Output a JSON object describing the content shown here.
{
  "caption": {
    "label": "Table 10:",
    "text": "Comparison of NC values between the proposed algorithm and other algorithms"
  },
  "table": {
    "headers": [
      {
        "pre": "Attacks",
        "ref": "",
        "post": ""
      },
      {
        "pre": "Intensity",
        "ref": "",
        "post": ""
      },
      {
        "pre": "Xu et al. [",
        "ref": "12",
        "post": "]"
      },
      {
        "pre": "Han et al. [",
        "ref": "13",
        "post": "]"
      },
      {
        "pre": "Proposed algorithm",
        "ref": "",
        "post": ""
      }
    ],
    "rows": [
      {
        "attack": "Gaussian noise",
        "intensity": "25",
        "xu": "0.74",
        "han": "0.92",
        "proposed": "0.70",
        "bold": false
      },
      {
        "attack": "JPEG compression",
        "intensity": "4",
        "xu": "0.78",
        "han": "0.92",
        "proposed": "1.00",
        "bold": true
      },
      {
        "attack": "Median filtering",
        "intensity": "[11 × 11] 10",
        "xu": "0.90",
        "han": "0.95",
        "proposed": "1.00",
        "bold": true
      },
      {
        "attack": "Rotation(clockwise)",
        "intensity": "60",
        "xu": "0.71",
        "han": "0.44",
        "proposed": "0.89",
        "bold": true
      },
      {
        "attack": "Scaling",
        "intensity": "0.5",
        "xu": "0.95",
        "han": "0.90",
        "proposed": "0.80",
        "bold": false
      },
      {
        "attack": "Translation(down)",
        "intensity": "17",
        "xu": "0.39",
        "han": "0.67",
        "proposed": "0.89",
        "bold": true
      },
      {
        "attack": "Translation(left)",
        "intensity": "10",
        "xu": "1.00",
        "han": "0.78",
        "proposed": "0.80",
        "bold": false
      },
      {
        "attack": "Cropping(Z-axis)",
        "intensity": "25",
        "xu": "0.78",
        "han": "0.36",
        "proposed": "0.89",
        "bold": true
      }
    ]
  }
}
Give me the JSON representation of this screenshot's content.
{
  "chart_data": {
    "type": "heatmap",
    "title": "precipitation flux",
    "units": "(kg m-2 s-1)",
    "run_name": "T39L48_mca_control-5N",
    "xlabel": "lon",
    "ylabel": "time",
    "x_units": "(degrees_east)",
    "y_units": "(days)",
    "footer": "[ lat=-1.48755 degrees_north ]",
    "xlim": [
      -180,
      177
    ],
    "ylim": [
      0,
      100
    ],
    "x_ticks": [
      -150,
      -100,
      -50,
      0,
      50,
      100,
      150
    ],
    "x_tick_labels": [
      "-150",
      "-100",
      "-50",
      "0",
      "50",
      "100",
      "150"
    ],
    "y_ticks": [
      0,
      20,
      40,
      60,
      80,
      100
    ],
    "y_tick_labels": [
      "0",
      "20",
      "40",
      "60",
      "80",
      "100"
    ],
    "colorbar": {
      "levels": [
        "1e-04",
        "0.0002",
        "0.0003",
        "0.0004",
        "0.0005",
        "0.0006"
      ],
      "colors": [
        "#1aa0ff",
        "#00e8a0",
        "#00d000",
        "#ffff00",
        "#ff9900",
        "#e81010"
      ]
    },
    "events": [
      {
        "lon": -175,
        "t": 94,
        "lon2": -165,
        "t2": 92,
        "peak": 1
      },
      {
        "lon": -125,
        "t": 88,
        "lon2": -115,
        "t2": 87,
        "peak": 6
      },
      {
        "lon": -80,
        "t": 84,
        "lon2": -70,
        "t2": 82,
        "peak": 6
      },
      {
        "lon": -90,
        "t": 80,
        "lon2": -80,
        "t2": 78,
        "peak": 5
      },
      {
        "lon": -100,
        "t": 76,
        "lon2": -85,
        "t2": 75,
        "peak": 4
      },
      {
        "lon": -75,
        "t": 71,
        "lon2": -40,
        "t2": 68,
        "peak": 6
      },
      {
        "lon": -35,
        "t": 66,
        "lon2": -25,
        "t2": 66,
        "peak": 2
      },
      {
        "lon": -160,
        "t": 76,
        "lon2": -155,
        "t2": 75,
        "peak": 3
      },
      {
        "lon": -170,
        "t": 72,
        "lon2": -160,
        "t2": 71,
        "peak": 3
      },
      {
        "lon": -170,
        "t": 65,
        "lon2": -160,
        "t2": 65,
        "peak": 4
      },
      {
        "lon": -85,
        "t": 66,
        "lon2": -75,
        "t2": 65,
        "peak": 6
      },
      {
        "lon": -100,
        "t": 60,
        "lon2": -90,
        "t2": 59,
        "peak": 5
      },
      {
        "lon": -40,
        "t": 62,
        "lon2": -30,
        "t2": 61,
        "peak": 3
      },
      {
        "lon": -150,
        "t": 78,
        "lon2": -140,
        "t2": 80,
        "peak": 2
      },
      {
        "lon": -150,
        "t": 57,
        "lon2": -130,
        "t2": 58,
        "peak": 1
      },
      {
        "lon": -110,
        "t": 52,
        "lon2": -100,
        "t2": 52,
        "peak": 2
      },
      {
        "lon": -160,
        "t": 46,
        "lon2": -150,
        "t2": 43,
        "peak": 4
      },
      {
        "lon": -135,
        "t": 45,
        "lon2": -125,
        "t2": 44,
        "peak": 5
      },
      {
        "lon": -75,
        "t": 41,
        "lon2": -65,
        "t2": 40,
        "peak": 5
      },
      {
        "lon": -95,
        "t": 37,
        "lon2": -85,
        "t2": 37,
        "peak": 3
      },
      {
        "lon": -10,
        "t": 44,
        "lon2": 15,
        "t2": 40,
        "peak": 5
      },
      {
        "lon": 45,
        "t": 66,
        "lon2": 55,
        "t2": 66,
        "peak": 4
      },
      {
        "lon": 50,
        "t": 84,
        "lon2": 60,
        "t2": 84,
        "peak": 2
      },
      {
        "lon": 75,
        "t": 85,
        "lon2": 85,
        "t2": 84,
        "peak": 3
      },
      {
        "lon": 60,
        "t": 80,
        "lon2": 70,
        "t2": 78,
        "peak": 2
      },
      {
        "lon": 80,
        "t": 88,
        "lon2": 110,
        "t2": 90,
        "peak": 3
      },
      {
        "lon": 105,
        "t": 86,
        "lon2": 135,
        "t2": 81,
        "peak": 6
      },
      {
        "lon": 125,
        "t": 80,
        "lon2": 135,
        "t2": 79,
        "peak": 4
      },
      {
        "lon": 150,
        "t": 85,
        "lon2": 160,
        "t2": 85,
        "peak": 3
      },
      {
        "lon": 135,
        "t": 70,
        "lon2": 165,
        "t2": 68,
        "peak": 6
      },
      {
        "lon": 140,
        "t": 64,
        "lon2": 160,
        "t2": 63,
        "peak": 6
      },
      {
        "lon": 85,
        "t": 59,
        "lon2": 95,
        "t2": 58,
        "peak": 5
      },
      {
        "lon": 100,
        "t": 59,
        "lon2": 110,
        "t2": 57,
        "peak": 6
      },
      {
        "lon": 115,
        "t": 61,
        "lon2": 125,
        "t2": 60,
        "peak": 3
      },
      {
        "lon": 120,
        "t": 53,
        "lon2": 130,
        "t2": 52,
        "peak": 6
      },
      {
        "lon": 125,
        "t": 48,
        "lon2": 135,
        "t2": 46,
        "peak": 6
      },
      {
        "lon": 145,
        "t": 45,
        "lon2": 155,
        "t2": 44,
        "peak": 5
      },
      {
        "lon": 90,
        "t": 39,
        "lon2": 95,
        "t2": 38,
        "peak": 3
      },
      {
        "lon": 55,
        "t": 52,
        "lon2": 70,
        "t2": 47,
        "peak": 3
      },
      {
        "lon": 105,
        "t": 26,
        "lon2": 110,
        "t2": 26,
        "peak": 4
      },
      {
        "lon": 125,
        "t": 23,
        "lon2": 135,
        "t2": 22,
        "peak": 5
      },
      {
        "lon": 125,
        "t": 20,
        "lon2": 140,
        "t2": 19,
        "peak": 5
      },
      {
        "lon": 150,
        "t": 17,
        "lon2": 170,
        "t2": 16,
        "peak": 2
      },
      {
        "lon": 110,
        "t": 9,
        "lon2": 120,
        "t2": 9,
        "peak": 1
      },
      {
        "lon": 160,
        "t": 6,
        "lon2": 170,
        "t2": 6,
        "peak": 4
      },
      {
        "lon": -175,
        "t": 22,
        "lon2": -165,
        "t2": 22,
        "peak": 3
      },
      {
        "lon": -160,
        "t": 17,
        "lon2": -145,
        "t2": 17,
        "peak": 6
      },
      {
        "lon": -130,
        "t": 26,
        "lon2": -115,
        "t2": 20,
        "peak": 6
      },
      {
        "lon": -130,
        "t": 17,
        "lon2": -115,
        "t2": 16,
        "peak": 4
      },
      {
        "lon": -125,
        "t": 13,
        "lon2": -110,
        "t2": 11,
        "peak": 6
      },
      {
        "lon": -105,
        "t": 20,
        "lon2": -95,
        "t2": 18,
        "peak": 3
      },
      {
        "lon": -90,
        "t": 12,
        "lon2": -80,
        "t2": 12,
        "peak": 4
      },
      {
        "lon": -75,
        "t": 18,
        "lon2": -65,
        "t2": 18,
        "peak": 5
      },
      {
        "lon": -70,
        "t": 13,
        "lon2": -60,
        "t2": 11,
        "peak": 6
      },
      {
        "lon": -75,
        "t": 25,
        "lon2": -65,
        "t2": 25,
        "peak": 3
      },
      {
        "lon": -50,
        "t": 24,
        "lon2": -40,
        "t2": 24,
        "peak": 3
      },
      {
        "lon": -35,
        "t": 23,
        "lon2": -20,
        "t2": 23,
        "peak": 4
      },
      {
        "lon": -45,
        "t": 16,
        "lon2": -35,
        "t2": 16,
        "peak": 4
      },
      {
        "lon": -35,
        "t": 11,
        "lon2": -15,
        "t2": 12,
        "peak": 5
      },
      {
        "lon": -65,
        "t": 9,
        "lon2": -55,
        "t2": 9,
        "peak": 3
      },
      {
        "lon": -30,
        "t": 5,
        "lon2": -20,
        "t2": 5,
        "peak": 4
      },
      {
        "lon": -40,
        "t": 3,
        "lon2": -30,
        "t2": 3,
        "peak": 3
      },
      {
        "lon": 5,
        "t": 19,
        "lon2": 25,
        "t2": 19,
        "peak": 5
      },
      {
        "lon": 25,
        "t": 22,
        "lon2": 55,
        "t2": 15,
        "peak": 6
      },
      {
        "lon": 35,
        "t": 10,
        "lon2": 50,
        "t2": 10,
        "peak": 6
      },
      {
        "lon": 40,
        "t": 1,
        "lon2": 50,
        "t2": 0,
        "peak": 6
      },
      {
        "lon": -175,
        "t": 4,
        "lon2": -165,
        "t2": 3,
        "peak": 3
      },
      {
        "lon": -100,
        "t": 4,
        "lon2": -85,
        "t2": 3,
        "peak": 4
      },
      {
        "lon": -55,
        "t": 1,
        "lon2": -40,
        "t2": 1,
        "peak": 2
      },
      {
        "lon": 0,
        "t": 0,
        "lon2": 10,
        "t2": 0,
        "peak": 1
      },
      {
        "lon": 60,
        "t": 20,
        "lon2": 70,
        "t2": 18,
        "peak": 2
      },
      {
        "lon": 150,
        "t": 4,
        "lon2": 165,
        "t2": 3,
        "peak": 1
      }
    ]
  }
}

■ ■ ■ ■ ■

PROMPT:
In the material above, show every line where the word "content" turns up.

EXPECTED OUTPUT:
Output a JSON object describing the content shown here.
Give me the JSON representation of this screenshot's content.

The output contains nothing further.